## Begin DATA LISTING

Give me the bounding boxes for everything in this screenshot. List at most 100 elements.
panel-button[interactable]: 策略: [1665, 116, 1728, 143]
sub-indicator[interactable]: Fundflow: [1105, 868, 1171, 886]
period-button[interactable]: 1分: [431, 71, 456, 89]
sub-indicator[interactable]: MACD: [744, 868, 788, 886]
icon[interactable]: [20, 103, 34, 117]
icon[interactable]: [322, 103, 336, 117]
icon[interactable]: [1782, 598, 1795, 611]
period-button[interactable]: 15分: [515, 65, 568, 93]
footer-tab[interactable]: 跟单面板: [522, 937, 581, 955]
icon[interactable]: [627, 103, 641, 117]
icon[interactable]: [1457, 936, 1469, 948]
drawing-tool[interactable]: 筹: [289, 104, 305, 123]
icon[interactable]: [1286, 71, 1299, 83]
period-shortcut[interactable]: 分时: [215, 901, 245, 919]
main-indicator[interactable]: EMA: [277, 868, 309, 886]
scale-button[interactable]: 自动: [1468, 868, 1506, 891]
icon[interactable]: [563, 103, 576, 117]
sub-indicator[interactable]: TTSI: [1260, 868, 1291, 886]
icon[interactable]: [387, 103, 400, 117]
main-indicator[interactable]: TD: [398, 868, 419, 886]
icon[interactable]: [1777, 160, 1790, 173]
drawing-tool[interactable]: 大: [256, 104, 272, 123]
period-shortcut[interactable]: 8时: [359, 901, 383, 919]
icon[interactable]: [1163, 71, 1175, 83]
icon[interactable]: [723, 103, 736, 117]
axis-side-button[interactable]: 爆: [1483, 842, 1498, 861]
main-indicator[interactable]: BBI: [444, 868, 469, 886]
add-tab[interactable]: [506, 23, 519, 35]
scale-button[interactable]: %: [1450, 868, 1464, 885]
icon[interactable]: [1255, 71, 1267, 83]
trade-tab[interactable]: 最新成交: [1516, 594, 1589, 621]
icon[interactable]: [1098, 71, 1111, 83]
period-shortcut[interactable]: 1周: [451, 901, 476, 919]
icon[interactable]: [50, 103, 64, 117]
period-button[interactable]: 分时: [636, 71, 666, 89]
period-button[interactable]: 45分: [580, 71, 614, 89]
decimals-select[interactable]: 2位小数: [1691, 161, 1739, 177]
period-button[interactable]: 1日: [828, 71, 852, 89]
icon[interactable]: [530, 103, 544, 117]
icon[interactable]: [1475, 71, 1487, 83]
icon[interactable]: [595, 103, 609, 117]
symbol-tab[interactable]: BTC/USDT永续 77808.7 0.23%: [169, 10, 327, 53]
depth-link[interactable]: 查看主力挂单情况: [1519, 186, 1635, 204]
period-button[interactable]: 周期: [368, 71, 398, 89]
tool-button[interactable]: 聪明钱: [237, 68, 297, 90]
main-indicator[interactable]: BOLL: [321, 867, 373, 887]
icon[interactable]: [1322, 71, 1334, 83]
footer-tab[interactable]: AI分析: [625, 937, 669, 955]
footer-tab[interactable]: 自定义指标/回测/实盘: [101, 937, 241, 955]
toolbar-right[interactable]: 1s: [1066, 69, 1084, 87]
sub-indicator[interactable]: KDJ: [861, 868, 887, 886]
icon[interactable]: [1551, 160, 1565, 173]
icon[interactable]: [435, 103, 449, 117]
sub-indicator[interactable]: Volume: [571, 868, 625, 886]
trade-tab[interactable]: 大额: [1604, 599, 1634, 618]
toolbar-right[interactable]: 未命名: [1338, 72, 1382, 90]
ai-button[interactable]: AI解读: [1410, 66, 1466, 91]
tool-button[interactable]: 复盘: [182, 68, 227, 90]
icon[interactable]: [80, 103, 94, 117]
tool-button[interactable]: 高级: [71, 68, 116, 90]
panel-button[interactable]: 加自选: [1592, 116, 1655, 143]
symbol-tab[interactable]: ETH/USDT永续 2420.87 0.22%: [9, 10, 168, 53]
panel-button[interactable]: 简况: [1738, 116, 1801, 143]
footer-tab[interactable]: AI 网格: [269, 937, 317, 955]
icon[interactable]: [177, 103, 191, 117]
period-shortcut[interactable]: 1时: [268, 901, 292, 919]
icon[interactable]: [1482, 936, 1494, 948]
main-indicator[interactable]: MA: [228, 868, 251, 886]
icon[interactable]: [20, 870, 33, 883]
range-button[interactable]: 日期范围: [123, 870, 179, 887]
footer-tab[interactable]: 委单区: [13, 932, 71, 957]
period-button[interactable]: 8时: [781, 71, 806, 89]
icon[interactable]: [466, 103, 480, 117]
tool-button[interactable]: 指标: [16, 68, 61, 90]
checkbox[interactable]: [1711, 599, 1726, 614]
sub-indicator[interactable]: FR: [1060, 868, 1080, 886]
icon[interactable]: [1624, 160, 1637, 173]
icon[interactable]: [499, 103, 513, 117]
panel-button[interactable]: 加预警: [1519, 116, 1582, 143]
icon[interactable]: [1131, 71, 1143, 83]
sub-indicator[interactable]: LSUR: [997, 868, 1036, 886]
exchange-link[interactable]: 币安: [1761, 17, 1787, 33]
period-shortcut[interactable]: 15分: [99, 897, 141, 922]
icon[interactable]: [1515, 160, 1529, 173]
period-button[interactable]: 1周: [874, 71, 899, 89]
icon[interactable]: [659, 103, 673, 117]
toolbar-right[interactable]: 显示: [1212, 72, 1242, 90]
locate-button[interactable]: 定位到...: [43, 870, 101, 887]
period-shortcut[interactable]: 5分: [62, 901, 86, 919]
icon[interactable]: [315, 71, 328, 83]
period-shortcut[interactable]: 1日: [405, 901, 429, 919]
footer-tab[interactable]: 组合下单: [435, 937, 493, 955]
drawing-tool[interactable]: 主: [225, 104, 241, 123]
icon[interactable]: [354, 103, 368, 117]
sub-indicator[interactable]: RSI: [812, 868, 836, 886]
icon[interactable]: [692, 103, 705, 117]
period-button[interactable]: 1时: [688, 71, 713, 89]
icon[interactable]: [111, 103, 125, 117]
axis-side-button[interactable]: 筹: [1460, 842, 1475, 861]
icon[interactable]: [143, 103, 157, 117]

## End DATA LISTING

#### TASK TO CARRY OUT
Repeat every line of the material above verbatim, from first to last.

#### RESULT OF THIS EXERCISE
Give me the bounding boxes for everything in this screenshot. List at most 100 elements.
panel-button[interactable]: 策略: [1665, 116, 1728, 143]
sub-indicator[interactable]: Fundflow: [1105, 868, 1171, 886]
period-button[interactable]: 1分: [431, 71, 456, 89]
sub-indicator[interactable]: MACD: [744, 868, 788, 886]
icon[interactable]: [20, 103, 34, 117]
icon[interactable]: [322, 103, 336, 117]
icon[interactable]: [1782, 598, 1795, 611]
period-button[interactable]: 15分: [515, 65, 568, 93]
footer-tab[interactable]: 跟单面板: [522, 937, 581, 955]
icon[interactable]: [627, 103, 641, 117]
icon[interactable]: [1457, 936, 1469, 948]
drawing-tool[interactable]: 筹: [289, 104, 305, 123]
icon[interactable]: [1286, 71, 1299, 83]
period-shortcut[interactable]: 分时: [215, 901, 245, 919]
main-indicator[interactable]: EMA: [277, 868, 309, 886]
scale-button[interactable]: 自动: [1468, 868, 1506, 891]
icon[interactable]: [563, 103, 576, 117]
sub-indicator[interactable]: TTSI: [1260, 868, 1291, 886]
icon[interactable]: [387, 103, 400, 117]
main-indicator[interactable]: TD: [398, 868, 419, 886]
icon[interactable]: [1777, 160, 1790, 173]
drawing-tool[interactable]: 大: [256, 104, 272, 123]
period-shortcut[interactable]: 8时: [359, 901, 383, 919]
icon[interactable]: [1163, 71, 1175, 83]
icon[interactable]: [723, 103, 736, 117]
axis-side-button[interactable]: 爆: [1483, 842, 1498, 861]
main-indicator[interactable]: BBI: [444, 868, 469, 886]
add-tab[interactable]: [506, 23, 519, 35]
scale-button[interactable]: %: [1450, 868, 1464, 885]
icon[interactable]: [1255, 71, 1267, 83]
trade-tab[interactable]: 最新成交: [1516, 594, 1589, 621]
icon[interactable]: [1098, 71, 1111, 83]
period-shortcut[interactable]: 1周: [451, 901, 476, 919]
icon[interactable]: [50, 103, 64, 117]
period-button[interactable]: 分时: [636, 71, 666, 89]
period-button[interactable]: 45分: [580, 71, 614, 89]
decimals-select[interactable]: 2位小数: [1691, 161, 1739, 177]
period-button[interactable]: 1日: [828, 71, 852, 89]
icon[interactable]: [530, 103, 544, 117]
icon[interactable]: [1475, 71, 1487, 83]
icon[interactable]: [595, 103, 609, 117]
symbol-tab[interactable]: BTC/USDT永续 77808.7 0.23%: [169, 10, 327, 53]
depth-link[interactable]: 查看主力挂单情况: [1519, 186, 1635, 204]
period-button[interactable]: 周期: [368, 71, 398, 89]
tool-button[interactable]: 聪明钱: [237, 68, 297, 90]
main-indicator[interactable]: BOLL: [321, 867, 373, 887]
icon[interactable]: [1322, 71, 1334, 83]
footer-tab[interactable]: AI分析: [625, 937, 669, 955]
footer-tab[interactable]: 自定义指标/回测/实盘: [101, 937, 241, 955]
toolbar-right[interactable]: 1s: [1066, 69, 1084, 87]
sub-indicator[interactable]: KDJ: [861, 868, 887, 886]
icon[interactable]: [1551, 160, 1565, 173]
icon[interactable]: [435, 103, 449, 117]
sub-indicator[interactable]: Volume: [571, 868, 625, 886]
trade-tab[interactable]: 大额: [1604, 599, 1634, 618]
toolbar-right[interactable]: 未命名: [1338, 72, 1382, 90]
ai-button[interactable]: AI解读: [1410, 66, 1466, 91]
tool-button[interactable]: 复盘: [182, 68, 227, 90]
icon[interactable]: [80, 103, 94, 117]
tool-button[interactable]: 高级: [71, 68, 116, 90]
panel-button[interactable]: 加自选: [1592, 116, 1655, 143]
symbol-tab[interactable]: ETH/USDT永续 2420.87 0.22%: [9, 10, 168, 53]
panel-button[interactable]: 简况: [1738, 116, 1801, 143]
footer-tab[interactable]: AI 网格: [269, 937, 317, 955]
icon[interactable]: [177, 103, 191, 117]
period-shortcut[interactable]: 1时: [268, 901, 292, 919]
icon[interactable]: [1482, 936, 1494, 948]
main-indicator[interactable]: MA: [228, 868, 251, 886]
icon[interactable]: [20, 870, 33, 883]
range-button[interactable]: 日期范围: [123, 870, 179, 887]
footer-tab[interactable]: 委单区: [13, 932, 71, 957]
period-button[interactable]: 8时: [781, 71, 806, 89]
icon[interactable]: [466, 103, 480, 117]
tool-button[interactable]: 指标: [16, 68, 61, 90]
checkbox[interactable]: [1711, 599, 1726, 614]
sub-indicator[interactable]: FR: [1060, 868, 1080, 886]
icon[interactable]: [1624, 160, 1637, 173]
icon[interactable]: [499, 103, 513, 117]
panel-button[interactable]: 加预警: [1519, 116, 1582, 143]
icon[interactable]: [1131, 71, 1143, 83]
sub-indicator[interactable]: LSUR: [997, 868, 1036, 886]
exchange-link[interactable]: 币安: [1761, 17, 1787, 33]
period-shortcut[interactable]: 15分: [99, 897, 141, 922]
icon[interactable]: [1515, 160, 1529, 173]
period-button[interactable]: 1周: [874, 71, 899, 89]
icon[interactable]: [659, 103, 673, 117]
toolbar-right[interactable]: 显示: [1212, 72, 1242, 90]
locate-button[interactable]: 定位到...: [43, 870, 101, 887]
period-shortcut[interactable]: 5分: [62, 901, 86, 919]
icon[interactable]: [315, 71, 328, 83]
period-shortcut[interactable]: 1日: [405, 901, 429, 919]
footer-tab[interactable]: 组合下单: [435, 937, 493, 955]
drawing-tool[interactable]: 主: [225, 104, 241, 123]
icon[interactable]: [354, 103, 368, 117]
sub-indicator[interactable]: RSI: [812, 868, 836, 886]
icon[interactable]: [692, 103, 705, 117]
period-button[interactable]: 1时: [688, 71, 713, 89]
icon[interactable]: [111, 103, 125, 117]
axis-side-button[interactable]: 筹: [1460, 842, 1475, 861]
icon[interactable]: [143, 103, 157, 117]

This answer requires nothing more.